# start of Input
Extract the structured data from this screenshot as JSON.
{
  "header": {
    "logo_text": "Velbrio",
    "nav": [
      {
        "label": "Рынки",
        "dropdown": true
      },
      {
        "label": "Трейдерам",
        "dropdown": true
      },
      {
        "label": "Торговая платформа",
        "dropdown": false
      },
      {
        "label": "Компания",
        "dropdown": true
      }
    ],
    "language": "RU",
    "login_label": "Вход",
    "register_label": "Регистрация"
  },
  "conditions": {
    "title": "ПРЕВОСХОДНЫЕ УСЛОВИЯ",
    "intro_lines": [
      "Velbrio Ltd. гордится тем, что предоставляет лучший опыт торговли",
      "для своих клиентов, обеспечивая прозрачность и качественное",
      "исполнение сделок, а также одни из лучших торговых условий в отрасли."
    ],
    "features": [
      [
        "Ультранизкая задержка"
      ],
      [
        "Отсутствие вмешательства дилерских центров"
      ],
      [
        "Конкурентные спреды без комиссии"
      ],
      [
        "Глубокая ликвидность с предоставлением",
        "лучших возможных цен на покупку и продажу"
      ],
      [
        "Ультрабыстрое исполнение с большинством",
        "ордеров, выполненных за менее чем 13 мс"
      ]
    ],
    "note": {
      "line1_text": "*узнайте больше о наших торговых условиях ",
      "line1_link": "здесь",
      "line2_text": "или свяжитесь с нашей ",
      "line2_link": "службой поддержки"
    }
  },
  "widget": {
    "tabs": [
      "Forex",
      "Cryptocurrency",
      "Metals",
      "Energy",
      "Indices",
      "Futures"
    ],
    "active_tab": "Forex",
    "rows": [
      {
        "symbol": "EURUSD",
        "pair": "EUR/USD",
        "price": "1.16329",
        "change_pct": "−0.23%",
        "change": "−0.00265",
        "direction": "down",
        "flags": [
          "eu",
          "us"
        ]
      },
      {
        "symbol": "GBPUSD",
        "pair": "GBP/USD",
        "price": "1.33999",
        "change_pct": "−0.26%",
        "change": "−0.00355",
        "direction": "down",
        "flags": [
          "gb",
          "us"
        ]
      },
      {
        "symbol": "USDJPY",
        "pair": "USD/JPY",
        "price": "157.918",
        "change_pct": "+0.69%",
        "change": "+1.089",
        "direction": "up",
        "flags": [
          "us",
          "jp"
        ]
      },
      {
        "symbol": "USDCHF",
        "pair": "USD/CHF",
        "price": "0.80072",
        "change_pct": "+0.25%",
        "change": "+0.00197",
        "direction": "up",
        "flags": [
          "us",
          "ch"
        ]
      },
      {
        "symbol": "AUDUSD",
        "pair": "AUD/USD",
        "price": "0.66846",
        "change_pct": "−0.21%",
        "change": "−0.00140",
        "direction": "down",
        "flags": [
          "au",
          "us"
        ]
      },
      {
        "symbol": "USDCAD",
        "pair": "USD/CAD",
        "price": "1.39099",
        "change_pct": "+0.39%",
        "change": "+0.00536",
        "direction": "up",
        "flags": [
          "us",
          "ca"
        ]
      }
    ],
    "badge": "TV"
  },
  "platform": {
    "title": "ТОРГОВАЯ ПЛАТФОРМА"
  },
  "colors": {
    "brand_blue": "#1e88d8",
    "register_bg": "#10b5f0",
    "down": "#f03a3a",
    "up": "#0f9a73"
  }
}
# end of Input
**Request**: Retype all the material above precisely, with no line left out.

**Result**:
Extract the structured data from this screenshot as JSON.
{
  "header": {
    "logo_text": "Velbrio",
    "nav": [
      {
        "label": "Рынки",
        "dropdown": true
      },
      {
        "label": "Трейдерам",
        "dropdown": true
      },
      {
        "label": "Торговая платформа",
        "dropdown": false
      },
      {
        "label": "Компания",
        "dropdown": true
      }
    ],
    "language": "RU",
    "login_label": "Вход",
    "register_label": "Регистрация"
  },
  "conditions": {
    "title": "ПРЕВОСХОДНЫЕ УСЛОВИЯ",
    "intro_lines": [
      "Velbrio Ltd. гордится тем, что предоставляет лучший опыт торговли",
      "для своих клиентов, обеспечивая прозрачность и качественное",
      "исполнение сделок, а также одни из лучших торговых условий в отрасли."
    ],
    "features": [
      [
        "Ультранизкая задержка"
      ],
      [
        "Отсутствие вмешательства дилерских центров"
      ],
      [
        "Конкурентные спреды без комиссии"
      ],
      [
        "Глубокая ликвидность с предоставлением",
        "лучших возможных цен на покупку и продажу"
      ],
      [
        "Ультрабыстрое исполнение с большинством",
        "ордеров, выполненных за менее чем 13 мс"
      ]
    ],
    "note": {
      "line1_text": "*узнайте больше о наших торговых условиях ",
      "line1_link": "здесь",
      "line2_text": "или свяжитесь с нашей ",
      "line2_link": "службой поддержки"
    }
  },
  "widget": {
    "tabs": [
      "Forex",
      "Cryptocurrency",
      "Metals",
      "Energy",
      "Indices",
      "Futures"
    ],
    "active_tab": "Forex",
    "rows": [
      {
        "symbol": "EURUSD",
        "pair": "EUR/USD",
        "price": "1.16329",
        "change_pct": "−0.23%",
        "change": "−0.00265",
        "direction": "down",
        "flags": [
          "eu",
          "us"
        ]
      },
      {
        "symbol": "GBPUSD",
        "pair": "GBP/USD",
        "price": "1.33999",
        "change_pct": "−0.26%",
        "change": "−0.00355",
        "direction": "down",
        "flags": [
          "gb",
          "us"
        ]
      },
      {
        "symbol": "USDJPY",
        "pair": "USD/JPY",
        "price": "157.918",
        "change_pct": "+0.69%",
        "change": "+1.089",
        "direction": "up",
        "flags": [
          "us",
          "jp"
        ]
      },
      {
        "symbol": "USDCHF",
        "pair": "USD/CHF",
        "price": "0.80072",
        "change_pct": "+0.25%",
        "change": "+0.00197",
        "direction": "up",
        "flags": [
          "us",
          "ch"
        ]
      },
      {
        "symbol": "AUDUSD",
        "pair": "AUD/USD",
        "price": "0.66846",
        "change_pct": "−0.21%",
        "change": "−0.00140",
        "direction": "down",
        "flags": [
          "au",
          "us"
        ]
      },
      {
        "symbol": "USDCAD",
        "pair": "USD/CAD",
        "price": "1.39099",
        "change_pct": "+0.39%",
        "change": "+0.00536",
        "direction": "up",
        "flags": [
          "us",
          "ca"
        ]
      }
    ],
    "badge": "TV"
  },
  "platform": {
    "title": "ТОРГОВАЯ ПЛАТФОРМА"
  },
  "colors": {
    "brand_blue": "#1e88d8",
    "register_bg": "#10b5f0",
    "down": "#f03a3a",
    "up": "#0f9a73"
  }
}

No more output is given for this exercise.